(Saved entries)

┄┄┄┄┄┄

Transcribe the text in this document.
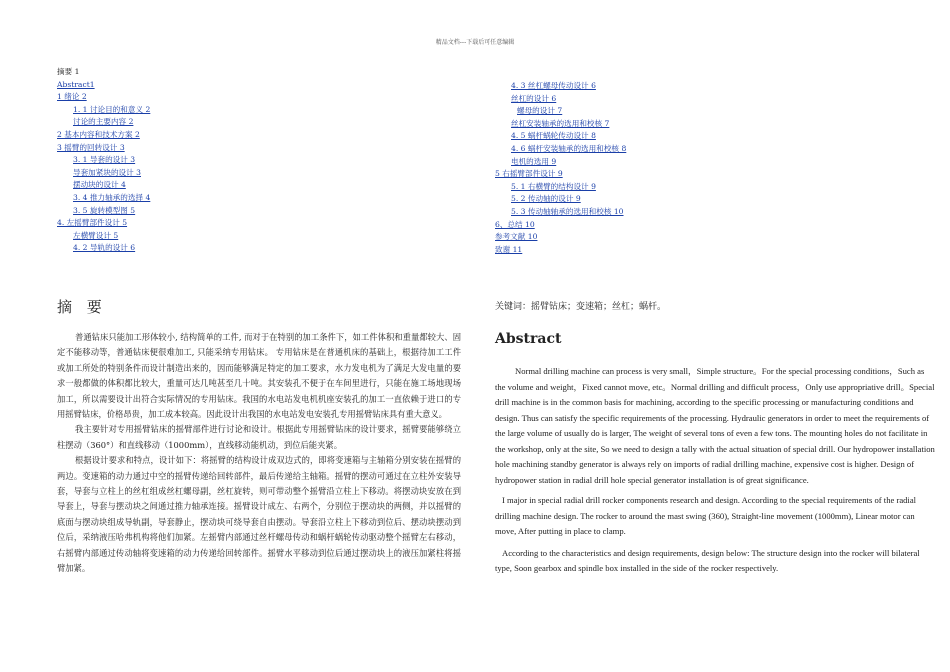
精品文档---下载后可任意编辑
摘要 1
Abstract1
1 绪论 2
1. 1 讨论目的和意义 2
讨论的主要内容 2
2 基本内容和技术方案 2
3 摇臂的回转设计 3
3. 1 导套的设计 3
导套加紧块的设计 3
摆动块的设计 4
3. 4 推力轴承的选择 4
3. 5 旋转模型图 5
4. 左摇臂部件设计 5
左横臂设计 5
4. 2 导轨的设计 6
4. 3 丝杠螺母传动设计 6
丝杠的设计 6
螺母的设计 7
丝杠安装轴承的选用和校核 7
4. 5 蜗杆蜗轮传动设计 8
4. 6 蜗杆安装轴承的选用和校核 8
电机的选用 9
5 右摇臂部件设计 9
5. 1 右横臂的结构设计 9
5. 2 传动轴的设计 9
5. 3 传动轴轴承的选用和校核 10
6、总结 10
参考文献 10
致谢 11
摘 要

普通钻床只能加工形体较小, 结构简单的工件, 而对于在特别的加工条件下，如工件体积和重量都较大、固定不能移动等，普通钻床便很难加工, 只能采纳专用钻床。 专用钻床是在普通机床的基础上，根据待加工工件或加工所处的特别条件而设计制造出来的，因而能够满足特定的加工要求，水力发电机为了满足大发电量的要求一般都做的体积都比较大，重量可达几吨甚至几十吨。其安装孔不便于在车间里进行，只能在施工场地现场加工，所以需要设计出符合实际情况的专用钻床。我国的水电站发电机机座安装孔的加工一直依赖于进口的专用摇臂钻床，价格昂贵，加工成本较高。因此设计出我国的水电站发电安装孔专用摇臂钻床具有重大意义。

我主要针对专用摇臂钻床的摇臂部件进行讨论和设计。根据此专用摇臂钻床的设计要求，摇臂要能够绕立柱摆动（360°）和直线移动（1000mm），直线移动能机动，到位后能夹紧。

根据设计要求和特点，设计如下：将摇臂的结构设计成双边式的，即将变速箱与主轴箱分别安装在摇臂的两边。变速箱的动力通过中空的摇臂传递给回转部件，最后传递给主轴箱。摇臂的摆动可通过在立柱外安装导套，导套与立柱上的丝杠组成丝杠螺母副，丝杠旋转，则可带动整个摇臂沿立柱上下移动。将摆动块安放在到导套上，导套与摆动块之间通过推力轴承连接。摇臂设计成左、右两个，分别位于摆动块的两侧，并以摇臂的底面与摆动块组成导轨副，导套静止，摆动块可绕导套自由摆动。导套沿立柱上下移动到位后、摆动块摆动到位后，采纳液压哈弗机构将他们加紧。左摇臂内部通过丝杆螺母传动和蜗杆蜗轮传动驱动整个摇臂左右移动，右摇臂内部通过传动轴将变速箱的动力传递给回转部件。摇臂水平移动到位后通过摆动块上的液压加紧柱将摇臂加紧。

关键词：摇臂钻床；变速箱；丝杠；蜗杆。
Abstract

Normal drilling machine can process is very small，Simple structure。For the special processing conditions，Such as the volume and weight，Fixed cannot move, etc。Normal drilling and difficult process，Only use appropriative drill。Special drill machine is in the common basis for machining, according to the specific processing or manufacturing conditions and design. Thus can satisfy the specific requirements of the processing. Hydraulic generators in order to meet the requirements of the large volume of usually do is larger, The weight of several tons of even a few tons. The mounting holes do not facilitate in the workshop, only at the site, So we need to design a tally with the actual situation of special drill. Our hydropower installation hole machining standby generator is always rely on imports of radial drilling machine, expensive cost is higher. Design of hydropower station in radial drill hole special generator installation is of great significance.

I major in special radial drill rocker components research and design. According to the special requirements of the radial drilling machine design. The rocker to around the mast swing (360), Straight-line movement (1000mm), Linear motor can move, After putting in place to clamp.

According to the characteristics and design requirements, design below: The structure design into the rocker will bilateral type, Soon gearbox and spindle box installed in the side of the rocker respectively.
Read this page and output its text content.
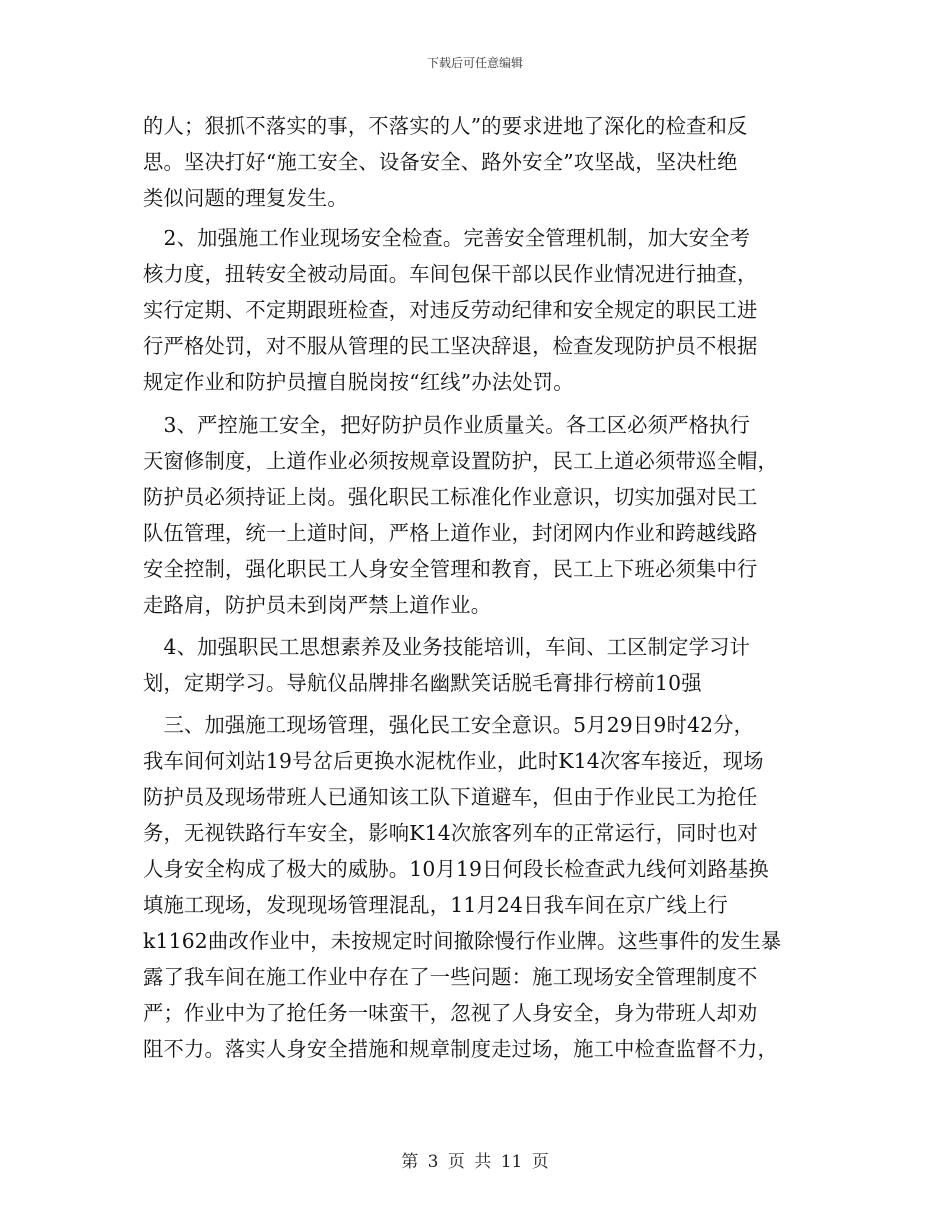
下载后可任意编辑
的人；狠抓不落实的事，不落实的人”的要求进地了深化的检查和反
思。坚决打好“施工安全、设备安全、路外安全”攻坚战，坚决杜绝
类似问题的理复发生。
　2、加强施工作业现场安全检查。完善安全管理机制，加大安全考
核力度，扭转安全被动局面。车间包保干部以民作业情况进行抽查，
实行定期、不定期跟班检查，对违反劳动纪律和安全规定的职民工进
行严格处罚，对不服从管理的民工坚决辞退，检查发现防护员不根据
规定作业和防护员擅自脱岗按“红线”办法处罚。
　3、严控施工安全，把好防护员作业质量关。各工区必须严格执行
天窗修制度，上道作业必须按规章设置防护，民工上道必须带巡全帽，
防护员必须持证上岗。强化职民工标准化作业意识，切实加强对民工
队伍管理，统一上道时间，严格上道作业，封闭网内作业和跨越线路
安全控制，强化职民工人身安全管理和教育，民工上下班必须集中行
走路肩，防护员未到岗严禁上道作业。
　4、加强职民工思想素养及业务技能培训，车间、工区制定学习计
划，定期学习。导航仪品牌排名幽默笑话脱毛膏排行榜前10强
　三、加强施工现场管理，强化民工安全意识。5月29日9时42分，
我车间何刘站19号岔后更换水泥枕作业，此时K14次客车接近，现场
防护员及现场带班人已通知该工队下道避车，但由于作业民工为抢任
务，无视铁路行车安全，影响K14次旅客列车的正常运行，同时也对
人身安全构成了极大的威胁。10月19日何段长检查武九线何刘路基换
填施工现场，发现现场管理混乱，11月24日我车间在京广线上行
k1162曲改作业中，未按规定时间撤除慢行作业牌。这些事件的发生暴
露了我车间在施工作业中存在了一些问题：施工现场安全管理制度不
严；作业中为了抢任务一味蛮干，忽视了人身安全，身为带班人却劝
阻不力。落实人身安全措施和规章制度走过场，施工中检查监督不力，
第 3 页 共 11 页
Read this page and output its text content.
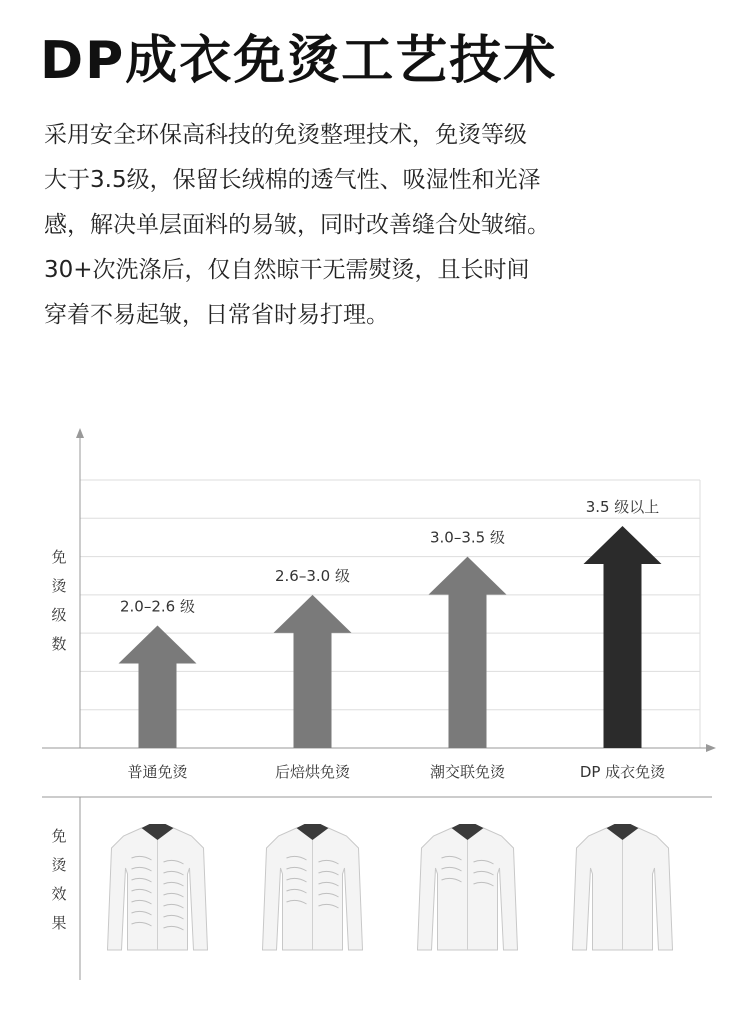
DP成衣免烫工艺技术
采用安全环保高科技的免烫整理技术，免烫等级
大于3.5级，保留长绒棉的透气性、吸湿性和光泽
感，解决单层面料的易皱，同时改善缝合处皱缩。
30+次洗涤后，仅自然晾干无需熨烫，且长时间
穿着不易起皱，日常省时易打理。
免
烫
级
数
免
烫
效
果
2.0–2.6 级
普通免烫
2.6–3.0 级
后焙烘免烫
3.0–3.5 级
潮交联免烫
3.5 级以上
DP 成衣免烫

┄┄┄┄┄┄

▶ [Directions]: Reproduce every line from the entries that holds the word "move".

▶ [Right answer]:
Normal drilling machine can process is very small，Simple structure。For the special processing conditions，Such as the volume and weight，Fixed cannot move, etc。Normal drilling and difficult process，Only use appropriative drill。Special drill machine is in the common basis for machining, according to the specific processing or manufacturing conditions and design. Thus can satisfy the specific requirements of the processing. Hydraulic generators in order to meet the requirements of the large volume of usually do is larger, The weight of several tons of even a few tons. The mounting holes do not facilitate in the workshop, only at the site, So we need to design a tally with the actual situation of special drill. Our hydropower installation hole machining standby generator is always rely on imports of radial drilling machine, expensive cost is higher. Design of hydropower station in radial drill hole special generator installation is of great significance.
I major in special radial drill rocker components research and design. According to the special requirements of the radial drilling machine design. The rocker to around the mast swing (360), Straight-line movement (1000mm), Linear motor can move, After putting in place to clamp.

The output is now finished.